» Given task A: Please reproduce the listing from the line with "more-icon[interactable]: ⋮ xyxy=(1241,36,1252,49)" up to and including the line with "bookmark-item[interactable]: Mapy Google", unchanged.

» Excerpted text:
★ ★ ★ ★ ★
# Systema as a 'full catact martial art'......



## Roland (Mar 22, 2003)

I have heard, and seen in print, several references of something to this effect. About the System being either a 'full contact'  art or even that 'it is just full contact'.

Some of it was advertising, some of it was what others had overheard or gotten from the videos.

What are some yof your thoughts on this?


----------



## jellyman (Mar 22, 2003)

What is meant by 'just full contact'?

We spar at varying levels of intensity. But it's certainly more than just banging away at each other.


----------



## FruitLoopy (Mar 23, 2003)

There's no "pulling" of punches if that is what you are asking. Point style control is not conductive to realistic movement. Generally speaking real strikes require 'time on target' and / or 'follow through' .  Regardless of the training speed the movement is real. 


T. W.


----------



## GouRonin (Mar 23, 2003)

There was a lot of contact tonight in class. Different levels of it too.

If you mean as a sport might use contact then I don't think that Systema is for sport.


----------



## Rommel (Mar 25, 2003)

Systema is too deadly to be a sport. We train using different levels of contact and full is one of them.


----------



## jellyman (Mar 25, 2003)
★ ★ ★ ★ ★
» Extracted records:
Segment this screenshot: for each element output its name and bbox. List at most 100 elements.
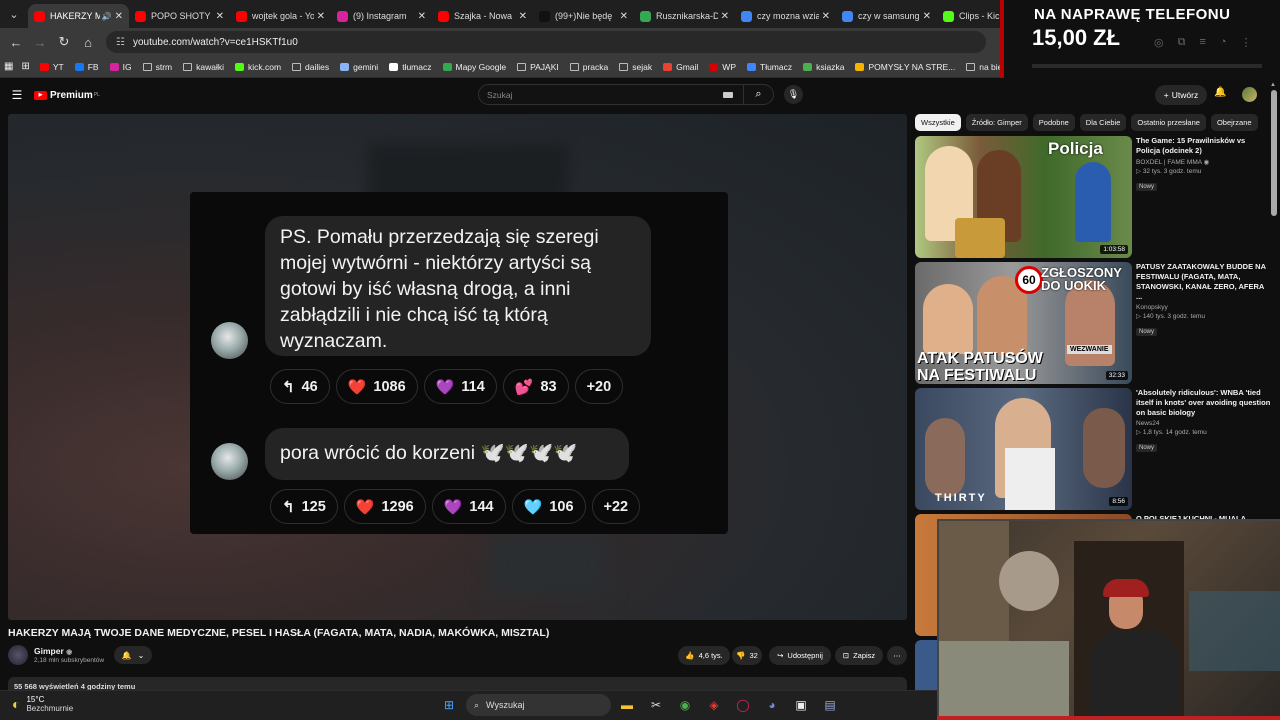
more-icon[interactable]: ⋮ xyxy=(1241,36,1252,49)
rec-title[interactable]: The Game: 15 Prawilnisków vs Policja (od… xyxy=(1136,136,1271,156)
subscribe-bell-button[interactable]: 🔔 ⌄ xyxy=(114,646,152,664)
discord-icon[interactable]: ◕ xyxy=(763,696,781,714)
bookmark-item[interactable]: FB xyxy=(74,62,99,72)
video-thumbnail[interactable]: Policja 1:03:58 xyxy=(915,136,1132,258)
bookmark-item[interactable]: Mapy Google xyxy=(442,62,506,72)
browser-tab[interactable]: POPO SHOTY - YouTube✕ xyxy=(129,4,230,28)
rec-channel[interactable]: BOXDEL | FAME MMA ◉ xyxy=(1136,158,1271,166)
notifications-icon[interactable]: 🔔 xyxy=(1214,87,1226,98)
search-box[interactable]: Szukaj ⌕ xyxy=(478,84,774,105)
browser-tab[interactable]: Rusznikarska-D ✕ xyxy=(634,4,735,28)
bookmark-item[interactable]: gemini xyxy=(340,62,378,72)
bookmark-item[interactable]: IG xyxy=(109,62,132,72)
recommendation-item[interactable]: 60 ZGŁOSZONY DO UOKIK WEZWANIE ATAK PATU… xyxy=(915,262,1275,385)
windows-start-icon[interactable]: ⊞ xyxy=(440,696,458,714)
bookmark-item[interactable]: Gmail xyxy=(663,62,698,72)
share-button[interactable]: ↪ Udostępnij xyxy=(769,646,831,665)
close-tab-icon[interactable]: ✕ xyxy=(923,11,931,22)
recommendation-item[interactable]: Policja 1:03:58 The Game: 15 Prawilniskó… xyxy=(915,136,1275,259)
save-button[interactable]: ⊡ Zapisz xyxy=(835,646,883,665)
forward-icon[interactable]: → xyxy=(28,35,52,50)
speaker-icon[interactable]: 🔊 xyxy=(102,12,112,21)
bookmark-item[interactable]: kawałki xyxy=(183,62,224,72)
reload-icon[interactable]: ↻ xyxy=(52,34,76,50)
more-actions-icon[interactable]: ⋯ xyxy=(887,646,907,665)
extension-icon[interactable]: ◎ xyxy=(1154,36,1164,49)
create-button[interactable]: + Utwórz xyxy=(1155,85,1207,105)
notepad-icon[interactable]: ▤ xyxy=(821,696,839,714)
bookmark-item[interactable]: dailies xyxy=(292,62,329,72)
youtube-logo[interactable]: ▶ Premium PL xyxy=(34,90,100,101)
bookmark-item[interactable]: Tłumacz xyxy=(747,62,792,72)
filter-chip[interactable]: Dla Ciebie xyxy=(1079,114,1127,131)
back-icon[interactable]: ← xyxy=(4,35,28,50)
video-thumbnail[interactable] xyxy=(915,640,937,690)
search-input[interactable]: Szukaj xyxy=(479,90,723,100)
bookmark-item[interactable]: strm xyxy=(142,62,172,72)
browser-tab[interactable]: czy w samsung ✕ xyxy=(836,4,937,28)
filter-chip[interactable]: Źródło: Gimper xyxy=(965,114,1028,131)
mic-icon[interactable]: 🎙 xyxy=(784,85,803,104)
chrome-icon[interactable]: ◉ xyxy=(676,696,694,714)
menu-icon[interactable]: ☰ xyxy=(0,88,34,102)
bookmark-item[interactable]: YT xyxy=(39,62,64,72)
close-tab-icon[interactable]: ✕ xyxy=(216,11,224,22)
browser-tab[interactable]: wojtek gola - YouTube✕ xyxy=(230,4,331,28)
browser-tab[interactable]: HAKERZY MAJĄ TWOJE DANE MEDYCZNE🔊✕ xyxy=(28,4,129,28)
rec-channel[interactable]: News24 xyxy=(1136,420,1271,427)
taskbar-search[interactable]: ⌕ Wyszukaj xyxy=(466,694,611,716)
bookmark-item[interactable]: pracka xyxy=(569,62,608,72)
rec-channel[interactable]: Konopskyy xyxy=(1136,304,1271,311)
menu-lines-icon[interactable]: ≡ xyxy=(1199,36,1205,49)
filter-chip[interactable]: Podobne xyxy=(1032,114,1075,131)
bookmark-item[interactable]: ksiazka xyxy=(803,62,844,72)
bookmark-item[interactable]: POMYSŁY NA STRE... xyxy=(855,62,955,72)
close-tab-icon[interactable]: ✕ xyxy=(620,11,628,22)
scroll-up-icon[interactable]: ▲ xyxy=(1270,82,1276,88)
puzzle-icon[interactable]: ⧉ xyxy=(1178,36,1186,49)
channel-avatar[interactable] xyxy=(8,645,28,665)
apps-icon[interactable]: ▦ xyxy=(4,61,13,72)
browser-tab[interactable]: Szajka - Nowa ✕ xyxy=(432,4,533,28)
bookmark-item[interactable]: kick.com xyxy=(234,62,281,72)
filter-chip[interactable]: Wszystkie xyxy=(915,114,961,131)
avatar[interactable] xyxy=(1242,87,1257,102)
address-bar[interactable]: ☷ youtube.com/watch?v=ce1HSKTf1u0 xyxy=(106,31,986,53)
grid-icon[interactable]: ⊞ xyxy=(21,61,29,72)
close-tab-icon[interactable]: ✕ xyxy=(317,11,325,22)
like-button[interactable]: 👍 4,6 tys. xyxy=(678,646,730,665)
search-icon[interactable]: ⌕ xyxy=(743,85,773,104)
bookmark-item[interactable]: sejak xyxy=(619,62,652,72)
browser-tab[interactable]: (99+)Nie będę ✕ xyxy=(533,4,634,28)
home-icon[interactable]: ⌂ xyxy=(76,35,100,50)
video-player[interactable]: PS. Pomału przerzedzają się szeregi moje… xyxy=(8,114,907,620)
snipping-tool-icon[interactable]: ✂ xyxy=(647,696,665,714)
video-thumbnail[interactable]: THIRTY 8:56 xyxy=(915,388,1132,510)
rec-title[interactable]: 'Absolutely ridiculous': WNBA 'tied itse… xyxy=(1136,388,1271,418)
filter-chip[interactable]: Obejrzane xyxy=(1210,114,1258,131)
file-explorer-icon[interactable]: ▬ xyxy=(618,696,636,714)
rec-title[interactable]: PATUSY ZAATAKOWAŁY BUDDE NA FESTIWALU (F… xyxy=(1136,262,1271,302)
bookmark-item[interactable]: PAJĄKI xyxy=(517,62,559,72)
bookmark-item[interactable]: tłumacz xyxy=(389,62,432,72)
close-tab-icon[interactable]: ✕ xyxy=(115,11,123,22)
recommendation-item[interactable]: THIRTY 8:56 'Absolutely ridiculous': WNB… xyxy=(915,388,1275,511)
close-tab-icon[interactable]: ✕ xyxy=(519,11,527,22)
close-tab-icon[interactable]: ✕ xyxy=(822,11,830,22)
keyboard-icon[interactable] xyxy=(723,91,733,98)
description-box[interactable]: 55 568 wyświetleń 4 godziny temu xyxy=(8,677,907,691)
bookmark-item[interactable]: WP xyxy=(709,62,736,72)
video-thumbnail[interactable]: 60 ZGŁOSZONY DO UOKIK WEZWANIE ATAK PATU… xyxy=(915,262,1132,384)
close-tab-icon[interactable]: ✕ xyxy=(721,11,729,22)
browser-tab[interactable]: (9) Instagram ✕ xyxy=(331,4,432,28)
close-tab-icon[interactable]: ✕ xyxy=(418,11,426,22)
opera-icon[interactable]: ◯ xyxy=(734,696,752,714)
dislike-button[interactable]: 👎 32 xyxy=(732,646,762,665)
filter-chip[interactable]: Ostatnio przesłane xyxy=(1131,114,1206,131)
channel-name[interactable]: Gimper ◉ xyxy=(34,646,72,656)
profile-icon[interactable]: ◔ xyxy=(1220,36,1227,49)
tab-search-icon[interactable]: ⌄ xyxy=(0,0,28,28)
browser-tab[interactable]: czy mozna wzią ✕ xyxy=(735,4,836,28)
site-info-icon[interactable]: ☷ xyxy=(116,37,125,48)
obs-icon[interactable]: ▣ xyxy=(792,696,810,714)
★ ★ ★ ★ ★
» Given task B: Carry on the forum thread about Systema as a full-contact martial art from the point where it stops.

» Written reply A:
more-icon[interactable]: ⋮ xyxy=(1241,36,1252,49)
rec-title[interactable]: The Game: 15 Prawilnisków vs Policja (od… xyxy=(1136,136,1271,156)
subscribe-bell-button[interactable]: 🔔 ⌄ xyxy=(114,646,152,664)
discord-icon[interactable]: ◕ xyxy=(763,696,781,714)
bookmark-item[interactable]: FB xyxy=(74,62,99,72)
video-thumbnail[interactable]: Policja 1:03:58 xyxy=(915,136,1132,258)
bookmark-item[interactable]: Mapy Google xyxy=(442,62,506,72)

» Written reply B:
usual follow up question:

'If it's too deadly for sport, how do you spar, and therefor know it works?'

We do spar, but the mentality is not sportive but survival-oriented. For example, in the Hamilton club we often end up sparring over tile, and our sparring includes takedowns. 
If we were to have the outlook of a sports grappler, this would be dangerous. The sportsman doesn't want to be taken down, because being taken down would involve loss of 'points'. In systema, being taken down _can_ be a bad thing, insofar as you might take some impact or end up in a bad position, but there is no concept of 'points'. Therefor, if someone is taking you down and you cannot maneuver/finesse out of it, it is perfectly acceptable to roll under your own volition , rather than waiting for the throw to complete. In this manner, impact is minimized, and there are various counters available to you i the roll. Survival over 'winning'.

In a similar vein, the 'point' concept in sportive striking is lost. Hitting is a byproduct of sound movement and positioning rather than something you deliberately set out to do. Simply touching someone with your fist is meaningless, unless you have the body mass and structure behind it to make it count.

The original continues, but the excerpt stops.